**TASK STATEMENT:**
Print the records again, character for character.

-- INFORMATION PROVIDED start --

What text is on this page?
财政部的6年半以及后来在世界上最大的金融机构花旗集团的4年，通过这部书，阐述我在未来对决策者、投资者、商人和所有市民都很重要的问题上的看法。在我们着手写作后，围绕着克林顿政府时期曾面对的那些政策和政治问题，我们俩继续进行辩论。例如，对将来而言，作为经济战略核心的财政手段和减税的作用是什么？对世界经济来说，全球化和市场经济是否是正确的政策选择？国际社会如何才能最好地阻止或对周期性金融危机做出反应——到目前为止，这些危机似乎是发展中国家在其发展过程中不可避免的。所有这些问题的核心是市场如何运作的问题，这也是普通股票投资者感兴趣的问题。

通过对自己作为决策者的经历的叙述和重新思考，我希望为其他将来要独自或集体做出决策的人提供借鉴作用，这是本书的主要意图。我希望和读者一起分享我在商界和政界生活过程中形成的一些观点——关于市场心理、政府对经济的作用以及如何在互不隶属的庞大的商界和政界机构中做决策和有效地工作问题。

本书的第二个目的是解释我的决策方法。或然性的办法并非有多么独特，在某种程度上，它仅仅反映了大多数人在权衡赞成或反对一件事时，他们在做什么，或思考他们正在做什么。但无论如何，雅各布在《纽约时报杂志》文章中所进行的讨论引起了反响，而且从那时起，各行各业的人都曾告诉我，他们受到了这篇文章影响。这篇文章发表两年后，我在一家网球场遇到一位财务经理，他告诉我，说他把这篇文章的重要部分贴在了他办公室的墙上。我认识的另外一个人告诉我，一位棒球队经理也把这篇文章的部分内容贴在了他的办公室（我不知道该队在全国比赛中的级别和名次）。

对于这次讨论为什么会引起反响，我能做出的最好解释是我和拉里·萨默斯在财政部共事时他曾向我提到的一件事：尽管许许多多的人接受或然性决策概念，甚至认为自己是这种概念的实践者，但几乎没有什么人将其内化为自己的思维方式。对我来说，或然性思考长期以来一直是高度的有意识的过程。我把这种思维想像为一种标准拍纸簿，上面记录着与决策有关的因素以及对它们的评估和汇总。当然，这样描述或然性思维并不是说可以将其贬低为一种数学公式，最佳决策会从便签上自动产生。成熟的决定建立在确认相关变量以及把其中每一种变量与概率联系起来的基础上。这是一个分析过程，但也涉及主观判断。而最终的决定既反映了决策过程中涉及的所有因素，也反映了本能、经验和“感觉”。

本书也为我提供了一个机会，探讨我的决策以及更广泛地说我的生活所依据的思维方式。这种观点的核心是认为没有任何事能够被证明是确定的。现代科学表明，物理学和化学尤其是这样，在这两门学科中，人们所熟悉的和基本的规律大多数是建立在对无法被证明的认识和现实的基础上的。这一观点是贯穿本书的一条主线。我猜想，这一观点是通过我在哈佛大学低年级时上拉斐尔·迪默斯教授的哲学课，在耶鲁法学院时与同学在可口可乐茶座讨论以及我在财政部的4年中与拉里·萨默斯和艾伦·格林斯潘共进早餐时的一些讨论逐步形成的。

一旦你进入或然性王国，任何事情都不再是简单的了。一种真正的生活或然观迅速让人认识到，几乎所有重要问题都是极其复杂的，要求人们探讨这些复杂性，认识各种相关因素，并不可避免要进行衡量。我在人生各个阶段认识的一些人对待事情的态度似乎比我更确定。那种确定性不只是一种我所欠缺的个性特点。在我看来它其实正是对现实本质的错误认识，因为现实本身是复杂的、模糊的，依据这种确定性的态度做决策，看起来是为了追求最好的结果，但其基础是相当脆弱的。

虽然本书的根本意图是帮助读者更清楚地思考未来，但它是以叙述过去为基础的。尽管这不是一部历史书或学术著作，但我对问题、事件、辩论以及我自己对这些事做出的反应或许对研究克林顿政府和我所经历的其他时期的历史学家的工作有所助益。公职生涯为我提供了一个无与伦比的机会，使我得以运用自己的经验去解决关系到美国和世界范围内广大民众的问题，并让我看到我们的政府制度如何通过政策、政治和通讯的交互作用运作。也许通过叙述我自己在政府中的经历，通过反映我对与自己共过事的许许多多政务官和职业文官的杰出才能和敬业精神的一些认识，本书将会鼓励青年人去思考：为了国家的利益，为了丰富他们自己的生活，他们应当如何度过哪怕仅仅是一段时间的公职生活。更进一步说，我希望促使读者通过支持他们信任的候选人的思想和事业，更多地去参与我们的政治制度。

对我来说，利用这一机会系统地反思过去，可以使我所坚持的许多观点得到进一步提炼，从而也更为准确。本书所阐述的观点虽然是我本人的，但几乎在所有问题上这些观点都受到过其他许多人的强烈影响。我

-- INFORMATION PROVIDED end --

**TASK RESPONSE:**
What text is on this page?
财政部的6年半以及后来在世界上最大的金融机构花旗集团的4年，通过这部书，阐述我在未来对决策者、投资者、商人和所有市民都很重要的问题上的看法。在我们着手写作后，围绕着克林顿政府时期曾面对的那些政策和政治问题，我们俩继续进行辩论。例如，对将来而言，作为经济战略核心的财政手段和减税的作用是什么？对世界经济来说，全球化和市场经济是否是正确的政策选择？国际社会如何才能最好地阻止或对周期性金融危机做出反应——到目前为止，这些危机似乎是发展中国家在其发展过程中不可避免的。所有这些问题的核心是市场如何运作的问题，这也是普通股票投资者感兴趣的问题。

通过对自己作为决策者的经历的叙述和重新思考，我希望为其他将来要独自或集体做出决策的人提供借鉴作用，这是本书的主要意图。我希望和读者一起分享我在商界和政界生活过程中形成的一些观点——关于市场心理、政府对经济的作用以及如何在互不隶属的庞大的商界和政界机构中做决策和有效地工作问题。

本书的第二个目的是解释我的决策方法。或然性的办法并非有多么独特，在某种程度上，它仅仅反映了大多数人在权衡赞成或反对一件事时，他们在做什么，或思考他们正在做什么。但无论如何，雅各布在《纽约时报杂志》文章中所进行的讨论引起了反响，而且从那时起，各行各业的人都曾告诉我，他们受到了这篇文章影响。这篇文章发表两年后，我在一家网球场遇到一位财务经理，他告诉我，说他把这篇文章的重要部分贴在了他办公室的墙上。我认识的另外一个人告诉我，一位棒球队经理也把这篇文章的部分内容贴在了他的办公室（我不知道该队在全国比赛中的级别和名次）。

对于这次讨论为什么会引起反响，我能做出的最好解释是我和拉里·萨默斯在财政部共事时他曾向我提到的一件事：尽管许许多多的人接受或然性决策概念，甚至认为自己是这种概念的实践者，但几乎没有什么人将其内化为自己的思维方式。对我来说，或然性思考长期以来一直是高度的有意识的过程。我把这种思维想像为一种标准拍纸簿，上面记录着与决策有关的因素以及对它们的评估和汇总。当然，这样描述或然性思维并不是说可以将其贬低为一种数学公式，最佳决策会从便签上自动产生。成熟的决定建立在确认相关变量以及把其中每一种变量与概率联系起来的基础上。这是一个分析过程，但也涉及主观判断。而最终的决定既反映了决策过程中涉及的所有因素，也反映了本能、经验和“感觉”。

本书也为我提供了一个机会，探讨我的决策以及更广泛地说我的生活所依据的思维方式。这种观点的核心是认为没有任何事能够被证明是确定的。现代科学表明，物理学和化学尤其是这样，在这两门学科中，人们所熟悉的和基本的规律大多数是建立在对无法被证明的认识和现实的基础上的。这一观点是贯穿本书的一条主线。我猜想，这一观点是通过我在哈佛大学低年级时上拉斐尔·迪默斯教授的哲学课，在耶鲁法学院时与同学在可口可乐茶座讨论以及我在财政部的4年中与拉里·萨默斯和艾伦·格林斯潘共进早餐时的一些讨论逐步形成的。

一旦你进入或然性王国，任何事情都不再是简单的了。一种真正的生活或然观迅速让人认识到，几乎所有重要问题都是极其复杂的，要求人们探讨这些复杂性，认识各种相关因素，并不可避免要进行衡量。我在人生各个阶段认识的一些人对待事情的态度似乎比我更确定。那种确定性不只是一种我所欠缺的个性特点。在我看来它其实正是对现实本质的错误认识，因为现实本身是复杂的、模糊的，依据这种确定性的态度做决策，看起来是为了追求最好的结果，但其基础是相当脆弱的。

虽然本书的根本意图是帮助读者更清楚地思考未来，但它是以叙述过去为基础的。尽管这不是一部历史书或学术著作，但我对问题、事件、辩论以及我自己对这些事做出的反应或许对研究克林顿政府和我所经历的其他时期的历史学家的工作有所助益。公职生涯为我提供了一个无与伦比的机会，使我得以运用自己的经验去解决关系到美国和世界范围内广大民众的问题，并让我看到我们的政府制度如何通过政策、政治和通讯的交互作用运作。也许通过叙述我自己在政府中的经历，通过反映我对与自己共过事的许许多多政务官和职业文官的杰出才能和敬业精神的一些认识，本书将会鼓励青年人去思考：为了国家的利益，为了丰富他们自己的生活，他们应当如何度过哪怕仅仅是一段时间的公职生活。更进一步说，我希望促使读者通过支持他们信任的候选人的思想和事业，更多地去参与我们的政治制度。

对我来说，利用这一机会系统地反思过去，可以使我所坚持的许多观点得到进一步提炼，从而也更为准确。本书所阐述的观点虽然是我本人的，但几乎在所有问题上这些观点都受到过其他许多人的强烈影响。我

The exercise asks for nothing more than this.